Figure 7b demonstrates the relationship between whole-rock Nb/Ta and the Ti UR%. Despite some samples not recovering up to 70% of their Nb, Ta and Ti, the effect on whole-rock Nb/Ta is negligible. This is expected given that the recovery of these elements covary at an approximate one-to-one ratio. This suggests that lithogeochemical techniques utilizing Nb/Ta or Ti/Nb ratios in this dataset will be valid regardless of whether the AFAD or 4AD method is used.

Zr and Hf data have the largest differences between the AFAD and 4AD methods (Fig. 4). This is consistent with these elements being dominantly hosted in highly resistant zircon. A conspicuous bias towards the AFAD values in both elements is noted with more than half of all data falling outside of the 10% error range. Only five samples (1.2% of the data) were biased >10% towards the 4AD method and are considered within error. Comparisons of the AFAD and CAL data show that most samples are consistent and the 4AD data are under-reporting, sometimes significantly, with up to 85% of the Zr in the sample not being recovered. In fact, the summed concentrations from 4AD analysis for Zr and Hf for all 410 samples is 76 and 82% of the AFAD value respectively.

When comparing the UR% between Zr and Hf, there is more Zr under-reporting relative to Hf (Fig. 8a). This has a drastic effect on whole-rock Zr/Hf values which show significant bias towards low Zr/Hf with increasing Zr UR% (Fig. 8b). This renders the 4AD method unfit for purpose when assessing Zr-Hf ratios for lithogeochemical data interpretations.

Aim 1:
Copy the records word for word, beginning with their first line and continuing through the line that contains "menu-button-2[interactable]: MARCEDO +".

Records for this task:

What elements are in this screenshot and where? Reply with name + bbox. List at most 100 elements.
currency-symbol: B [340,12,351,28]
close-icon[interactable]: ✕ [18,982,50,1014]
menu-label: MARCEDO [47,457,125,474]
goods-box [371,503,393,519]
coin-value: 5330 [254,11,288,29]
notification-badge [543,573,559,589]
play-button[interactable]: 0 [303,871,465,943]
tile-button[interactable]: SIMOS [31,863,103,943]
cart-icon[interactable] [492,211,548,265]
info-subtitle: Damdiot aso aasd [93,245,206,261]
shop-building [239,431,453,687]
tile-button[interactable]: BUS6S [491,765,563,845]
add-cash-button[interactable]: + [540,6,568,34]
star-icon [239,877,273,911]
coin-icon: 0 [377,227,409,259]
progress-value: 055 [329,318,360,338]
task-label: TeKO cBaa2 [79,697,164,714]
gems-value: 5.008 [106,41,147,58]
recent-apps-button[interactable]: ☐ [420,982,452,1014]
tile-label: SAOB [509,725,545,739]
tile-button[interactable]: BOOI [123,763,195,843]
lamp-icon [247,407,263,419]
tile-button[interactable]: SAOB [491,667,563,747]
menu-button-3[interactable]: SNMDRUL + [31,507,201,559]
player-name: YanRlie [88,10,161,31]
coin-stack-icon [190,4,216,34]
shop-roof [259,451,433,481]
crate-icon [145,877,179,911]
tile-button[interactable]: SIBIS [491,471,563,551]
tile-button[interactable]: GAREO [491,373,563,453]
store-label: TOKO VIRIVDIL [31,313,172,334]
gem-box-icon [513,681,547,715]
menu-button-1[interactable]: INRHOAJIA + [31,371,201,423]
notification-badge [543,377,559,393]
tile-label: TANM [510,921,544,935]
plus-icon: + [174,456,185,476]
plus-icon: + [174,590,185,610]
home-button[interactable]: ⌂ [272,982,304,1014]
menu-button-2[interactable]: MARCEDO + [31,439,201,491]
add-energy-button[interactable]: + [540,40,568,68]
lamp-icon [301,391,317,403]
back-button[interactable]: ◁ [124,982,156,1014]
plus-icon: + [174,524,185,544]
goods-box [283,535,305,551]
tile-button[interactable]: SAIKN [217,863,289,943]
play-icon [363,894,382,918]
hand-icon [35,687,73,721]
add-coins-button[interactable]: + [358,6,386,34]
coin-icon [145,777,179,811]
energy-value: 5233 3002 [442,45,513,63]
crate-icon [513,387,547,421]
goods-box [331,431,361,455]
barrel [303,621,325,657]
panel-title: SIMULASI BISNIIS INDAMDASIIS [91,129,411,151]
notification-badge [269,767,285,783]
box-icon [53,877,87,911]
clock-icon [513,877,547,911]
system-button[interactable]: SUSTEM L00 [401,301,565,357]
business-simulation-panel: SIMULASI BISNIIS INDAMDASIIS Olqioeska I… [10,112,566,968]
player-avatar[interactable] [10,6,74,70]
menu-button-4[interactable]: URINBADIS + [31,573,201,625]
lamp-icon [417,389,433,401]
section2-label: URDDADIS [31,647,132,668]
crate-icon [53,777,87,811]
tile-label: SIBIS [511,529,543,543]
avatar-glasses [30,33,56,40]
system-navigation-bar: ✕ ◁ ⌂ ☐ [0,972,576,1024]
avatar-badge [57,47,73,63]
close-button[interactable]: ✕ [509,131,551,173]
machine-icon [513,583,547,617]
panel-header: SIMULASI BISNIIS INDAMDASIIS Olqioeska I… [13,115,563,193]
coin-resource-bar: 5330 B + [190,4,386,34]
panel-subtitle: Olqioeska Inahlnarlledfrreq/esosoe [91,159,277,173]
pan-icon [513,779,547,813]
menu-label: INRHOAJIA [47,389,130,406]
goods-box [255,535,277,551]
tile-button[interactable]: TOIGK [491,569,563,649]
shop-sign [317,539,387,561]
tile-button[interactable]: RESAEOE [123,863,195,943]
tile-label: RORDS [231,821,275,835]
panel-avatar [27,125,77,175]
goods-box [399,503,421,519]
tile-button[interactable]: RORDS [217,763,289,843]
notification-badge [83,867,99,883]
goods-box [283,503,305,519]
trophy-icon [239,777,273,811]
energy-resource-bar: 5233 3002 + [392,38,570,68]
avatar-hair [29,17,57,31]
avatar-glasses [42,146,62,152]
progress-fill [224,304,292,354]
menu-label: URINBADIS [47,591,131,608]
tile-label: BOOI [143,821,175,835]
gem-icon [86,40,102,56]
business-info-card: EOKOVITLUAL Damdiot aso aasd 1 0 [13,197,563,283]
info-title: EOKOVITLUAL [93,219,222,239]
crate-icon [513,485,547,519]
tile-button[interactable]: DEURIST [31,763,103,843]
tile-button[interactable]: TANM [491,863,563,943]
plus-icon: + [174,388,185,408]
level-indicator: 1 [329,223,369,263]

Aim 2:
In the geochemistry excerpt, what were the summed 4AD concentrations of Zr and Hf for all 410 samples as a percentage of the AFAD value?

Answer 1:
What elements are in this screenshot and where? Reply with name + bbox. List at most 100 elements.
currency-symbol: B [340,12,351,28]
close-icon[interactable]: ✕ [18,982,50,1014]
menu-label: MARCEDO [47,457,125,474]
goods-box [371,503,393,519]
coin-value: 5330 [254,11,288,29]
notification-badge [543,573,559,589]
play-button[interactable]: 0 [303,871,465,943]
tile-button[interactable]: SIMOS [31,863,103,943]
cart-icon[interactable] [492,211,548,265]
info-subtitle: Damdiot aso aasd [93,245,206,261]
shop-building [239,431,453,687]
tile-button[interactable]: BUS6S [491,765,563,845]
add-cash-button[interactable]: + [540,6,568,34]
star-icon [239,877,273,911]
coin-icon: 0 [377,227,409,259]
progress-value: 055 [329,318,360,338]
task-label: TeKO cBaa2 [79,697,164,714]
gems-value: 5.008 [106,41,147,58]
recent-apps-button[interactable]: ☐ [420,982,452,1014]
tile-label: SAOB [509,725,545,739]
tile-button[interactable]: BOOI [123,763,195,843]
lamp-icon [247,407,263,419]
tile-button[interactable]: SAOB [491,667,563,747]
menu-button-3[interactable]: SNMDRUL + [31,507,201,559]
player-name: YanRlie [88,10,161,31]
coin-stack-icon [190,4,216,34]
shop-roof [259,451,433,481]
crate-icon [145,877,179,911]
tile-button[interactable]: SIBIS [491,471,563,551]
tile-button[interactable]: GAREO [491,373,563,453]
store-label: TOKO VIRIVDIL [31,313,172,334]
gem-box-icon [513,681,547,715]
menu-button-1[interactable]: INRHOAJIA + [31,371,201,423]
notification-badge [543,377,559,393]
tile-label: TANM [510,921,544,935]
plus-icon: + [174,456,185,476]
plus-icon: + [174,590,185,610]
home-button[interactable]: ⌂ [272,982,304,1014]
menu-button-2[interactable]: MARCEDO + [31,439,201,491]

Answer 2:
76% for Zr and 82% for Hf.